__Data lines__:
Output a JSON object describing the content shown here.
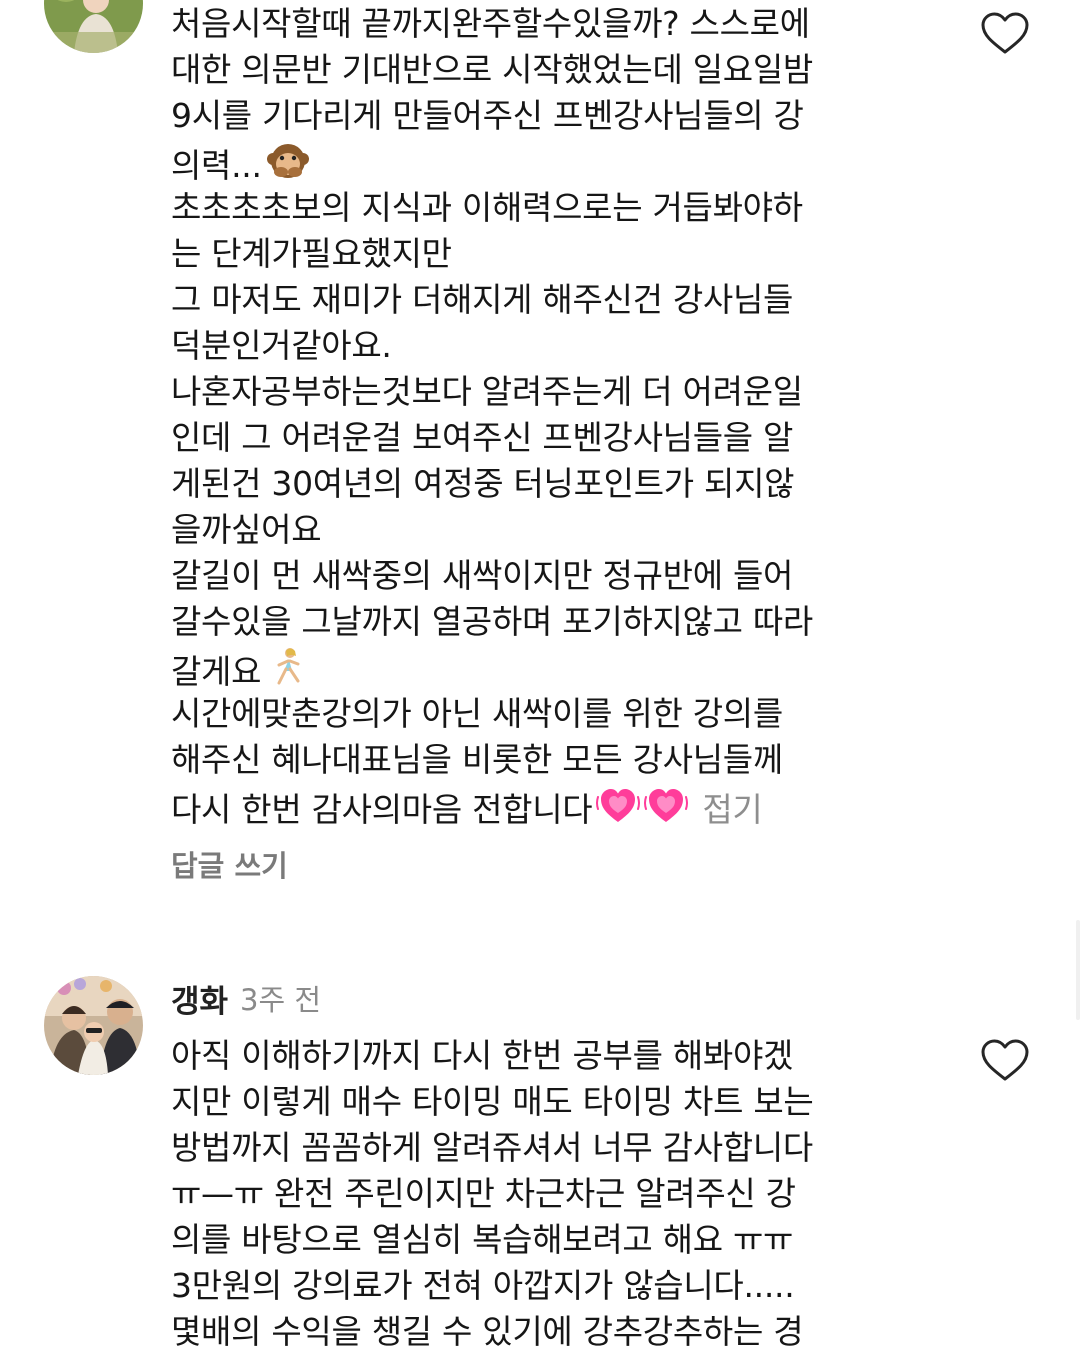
{
  "comments": [
    {
      "username": "",
      "timestamp": "",
      "lines": [
        "처음시작할때 끝까지완주할수있을까? 스스로에",
        "대한 의문반 기대반으로 시작했었는데 일요일밤",
        "9시를 기다리게 만들어주신 프벤강사님들의 강",
        "의력...",
        "초초초초보의 지식과 이해력으로는 거듭봐야하",
        "는 단계가필요했지만",
        "그 마저도 재미가 더해지게 해주신건 강사님들",
        "덕분인거같아요.",
        "나혼자공부하는것보다 알려주는게 더 어려운일",
        "인데 그 어려운걸 보여주신 프벤강사님들을 알",
        "게된건 30여년의 여정중 터닝포인트가 되지않",
        "을까싶어요",
        "갈길이 먼 새싹중의 새싹이지만 정규반에 들어",
        "갈수있을 그날까지 열공하며 포기하지않고 따라",
        "갈게요",
        "시간에맞춘강의가 아닌 새싹이를 위한 강의를",
        "해주신 혜나대표님을 비롯한 모든 강사님들께",
        "다시 한번 감사의마음 전합니다"
      ],
      "line_emojis": {
        "3": [
          "monkey-covering-mouth-icon"
        ],
        "14": [
          "woman-running-icon"
        ],
        "17": [
          "growing-heart-icon",
          "growing-heart-icon"
        ]
      },
      "collapse_label": "접기",
      "reply_label": "답글 쓰기"
    },
    {
      "username": "갱화",
      "timestamp": "3주 전",
      "lines": [
        "아직 이해하기까지 다시 한번 공부를 해봐야겠",
        "지만 이렇게 매수 타이밍 매도 타이밍 차트 보는",
        "방법까지 꼼꼼하게 알려쥬셔서 너무 감사합니다",
        "ㅠ—ㅠ 완전 주린이지만 차근차근 알려주신 강",
        "의를 바탕으로 열심히 복습해보려고 해요 ㅠㅠ",
        "3만원의 강의료가 전혀 아깝지가 않습니다.....",
        "몇배의 수익을 챙길 수 있기에 강추강추하는 경"
      ]
    }
  ],
  "colors": {
    "text": "#161616",
    "muted": "#8e8e8e",
    "heart_outline": "#262626",
    "emoji_heart": "#ff3d9a"
  }
}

__Short problem__: Extract every line of the data exactly; pictures stay out.

__Correct response__:
Output a JSON object describing the content shown here.
{
  "comments": [
    {
      "username": "",
      "timestamp": "",
      "lines": [
        "처음시작할때 끝까지완주할수있을까? 스스로에",
        "대한 의문반 기대반으로 시작했었는데 일요일밤",
        "9시를 기다리게 만들어주신 프벤강사님들의 강",
        "의력...",
        "초초초초보의 지식과 이해력으로는 거듭봐야하",
        "는 단계가필요했지만",
        "그 마저도 재미가 더해지게 해주신건 강사님들",
        "덕분인거같아요.",
        "나혼자공부하는것보다 알려주는게 더 어려운일",
        "인데 그 어려운걸 보여주신 프벤강사님들을 알",
        "게된건 30여년의 여정중 터닝포인트가 되지않",
        "을까싶어요",
        "갈길이 먼 새싹중의 새싹이지만 정규반에 들어",
        "갈수있을 그날까지 열공하며 포기하지않고 따라",
        "갈게요",
        "시간에맞춘강의가 아닌 새싹이를 위한 강의를",
        "해주신 혜나대표님을 비롯한 모든 강사님들께",
        "다시 한번 감사의마음 전합니다"
      ],
      "line_emojis": {
        "3": [
          "monkey-covering-mouth-icon"
        ],
        "14": [
          "woman-running-icon"
        ],
        "17": [
          "growing-heart-icon",
          "growing-heart-icon"
        ]
      },
      "collapse_label": "접기",
      "reply_label": "답글 쓰기"
    },
    {
      "username": "갱화",
      "timestamp": "3주 전",
      "lines": [
        "아직 이해하기까지 다시 한번 공부를 해봐야겠",
        "지만 이렇게 매수 타이밍 매도 타이밍 차트 보는",
        "방법까지 꼼꼼하게 알려쥬셔서 너무 감사합니다",
        "ㅠ—ㅠ 완전 주린이지만 차근차근 알려주신 강",
        "의를 바탕으로 열심히 복습해보려고 해요 ㅠㅠ",
        "3만원의 강의료가 전혀 아깝지가 않습니다.....",
        "몇배의 수익을 챙길 수 있기에 강추강추하는 경"
      ]
    }
  ],
  "colors": {
    "text": "#161616",
    "muted": "#8e8e8e",
    "heart_outline": "#262626",
    "emoji_heart": "#ff3d9a"
  }
}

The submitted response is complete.